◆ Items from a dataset
***
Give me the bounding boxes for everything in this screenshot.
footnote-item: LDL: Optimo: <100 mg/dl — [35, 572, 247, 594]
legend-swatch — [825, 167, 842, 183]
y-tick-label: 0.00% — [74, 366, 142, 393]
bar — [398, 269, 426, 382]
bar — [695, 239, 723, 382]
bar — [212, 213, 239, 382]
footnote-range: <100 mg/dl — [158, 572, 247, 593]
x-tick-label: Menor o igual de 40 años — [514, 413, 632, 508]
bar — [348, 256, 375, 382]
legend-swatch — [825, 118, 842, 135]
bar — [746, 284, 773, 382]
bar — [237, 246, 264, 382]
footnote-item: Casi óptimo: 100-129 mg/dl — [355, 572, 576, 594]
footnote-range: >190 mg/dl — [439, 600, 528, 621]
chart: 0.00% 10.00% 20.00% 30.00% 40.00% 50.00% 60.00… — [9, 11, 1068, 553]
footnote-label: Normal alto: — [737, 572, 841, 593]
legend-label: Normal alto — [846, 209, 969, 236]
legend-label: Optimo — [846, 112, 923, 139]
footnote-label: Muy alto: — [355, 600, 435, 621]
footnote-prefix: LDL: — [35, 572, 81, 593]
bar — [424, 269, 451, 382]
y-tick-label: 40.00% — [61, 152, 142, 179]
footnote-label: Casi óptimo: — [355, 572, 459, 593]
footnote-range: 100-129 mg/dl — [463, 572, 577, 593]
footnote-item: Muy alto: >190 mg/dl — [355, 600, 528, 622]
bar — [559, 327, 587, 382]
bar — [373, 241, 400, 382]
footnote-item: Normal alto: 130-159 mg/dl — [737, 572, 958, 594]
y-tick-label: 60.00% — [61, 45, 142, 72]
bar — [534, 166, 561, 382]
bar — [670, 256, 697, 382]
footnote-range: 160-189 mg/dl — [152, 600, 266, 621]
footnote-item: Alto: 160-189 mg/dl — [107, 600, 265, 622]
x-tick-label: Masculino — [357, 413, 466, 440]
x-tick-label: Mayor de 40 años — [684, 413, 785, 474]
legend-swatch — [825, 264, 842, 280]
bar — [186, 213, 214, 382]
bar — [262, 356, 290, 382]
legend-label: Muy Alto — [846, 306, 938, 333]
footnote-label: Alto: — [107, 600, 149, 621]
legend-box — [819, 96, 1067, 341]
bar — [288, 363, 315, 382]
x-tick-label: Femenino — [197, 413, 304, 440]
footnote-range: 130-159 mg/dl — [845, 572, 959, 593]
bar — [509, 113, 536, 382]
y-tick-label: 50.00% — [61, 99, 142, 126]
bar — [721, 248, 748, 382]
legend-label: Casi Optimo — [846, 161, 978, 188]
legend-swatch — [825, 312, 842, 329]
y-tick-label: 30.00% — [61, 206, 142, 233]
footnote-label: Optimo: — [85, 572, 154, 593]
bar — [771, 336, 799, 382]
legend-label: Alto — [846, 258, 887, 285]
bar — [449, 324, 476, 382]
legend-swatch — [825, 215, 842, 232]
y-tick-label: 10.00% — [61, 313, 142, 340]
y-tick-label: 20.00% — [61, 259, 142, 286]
***
◆ EXERCISE REQUIREMENTS
Copy out word for word every line from the beginning of the items through the line containing "bar — [695, 239, 723, 382]", including that line.

◆ CORRECT RESPONSE
Give me the bounding boxes for everything in this screenshot.
footnote-item: LDL: Optimo: <100 mg/dl — [35, 572, 247, 594]
legend-swatch — [825, 167, 842, 183]
y-tick-label: 0.00% — [74, 366, 142, 393]
bar — [398, 269, 426, 382]
bar — [695, 239, 723, 382]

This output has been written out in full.